*** ENTRIES ***

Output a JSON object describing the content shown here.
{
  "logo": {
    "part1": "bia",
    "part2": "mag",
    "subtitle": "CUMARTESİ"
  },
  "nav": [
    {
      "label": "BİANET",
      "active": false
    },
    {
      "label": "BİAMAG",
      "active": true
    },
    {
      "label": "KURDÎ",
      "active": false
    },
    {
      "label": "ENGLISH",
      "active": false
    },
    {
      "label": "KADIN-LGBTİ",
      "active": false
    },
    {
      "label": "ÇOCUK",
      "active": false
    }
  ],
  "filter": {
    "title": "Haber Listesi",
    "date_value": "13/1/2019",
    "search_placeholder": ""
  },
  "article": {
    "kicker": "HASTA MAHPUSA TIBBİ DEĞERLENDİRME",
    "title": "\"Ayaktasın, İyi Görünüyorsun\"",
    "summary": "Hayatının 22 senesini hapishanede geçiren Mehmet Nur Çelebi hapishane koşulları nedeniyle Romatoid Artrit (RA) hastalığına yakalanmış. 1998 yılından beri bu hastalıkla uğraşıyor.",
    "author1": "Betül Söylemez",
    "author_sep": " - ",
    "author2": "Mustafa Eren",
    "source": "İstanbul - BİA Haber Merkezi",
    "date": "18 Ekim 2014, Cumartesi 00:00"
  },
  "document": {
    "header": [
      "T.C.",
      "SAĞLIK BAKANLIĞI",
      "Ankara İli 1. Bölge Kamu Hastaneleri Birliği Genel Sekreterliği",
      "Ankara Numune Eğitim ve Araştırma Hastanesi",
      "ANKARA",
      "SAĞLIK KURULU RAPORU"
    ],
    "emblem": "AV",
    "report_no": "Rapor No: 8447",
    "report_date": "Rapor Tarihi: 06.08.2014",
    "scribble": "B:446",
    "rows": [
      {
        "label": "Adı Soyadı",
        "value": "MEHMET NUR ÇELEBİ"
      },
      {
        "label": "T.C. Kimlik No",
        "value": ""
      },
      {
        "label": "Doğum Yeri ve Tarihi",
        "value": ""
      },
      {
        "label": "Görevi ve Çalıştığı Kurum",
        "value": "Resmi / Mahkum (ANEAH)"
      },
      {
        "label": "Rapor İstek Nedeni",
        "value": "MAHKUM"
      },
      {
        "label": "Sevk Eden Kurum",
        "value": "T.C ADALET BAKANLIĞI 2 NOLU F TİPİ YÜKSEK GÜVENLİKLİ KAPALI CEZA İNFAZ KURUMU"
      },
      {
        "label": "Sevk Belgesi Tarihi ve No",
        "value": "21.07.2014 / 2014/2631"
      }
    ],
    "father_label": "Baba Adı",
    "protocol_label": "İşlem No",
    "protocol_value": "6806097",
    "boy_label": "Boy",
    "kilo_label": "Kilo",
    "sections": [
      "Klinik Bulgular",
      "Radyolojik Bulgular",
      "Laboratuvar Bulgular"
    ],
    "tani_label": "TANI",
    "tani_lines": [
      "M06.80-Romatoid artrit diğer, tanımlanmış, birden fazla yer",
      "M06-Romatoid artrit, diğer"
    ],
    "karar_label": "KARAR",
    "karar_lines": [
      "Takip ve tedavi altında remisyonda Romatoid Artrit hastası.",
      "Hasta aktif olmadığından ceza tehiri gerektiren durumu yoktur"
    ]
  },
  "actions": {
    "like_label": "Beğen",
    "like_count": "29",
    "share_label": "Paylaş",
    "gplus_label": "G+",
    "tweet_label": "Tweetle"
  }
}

***

Show every line from the entries above in which "Sevk" appears.

[COMPLETE ANSWER]:
        "label": "Sevk Eden Kurum",
        "label": "Sevk Belgesi Tarihi ve No",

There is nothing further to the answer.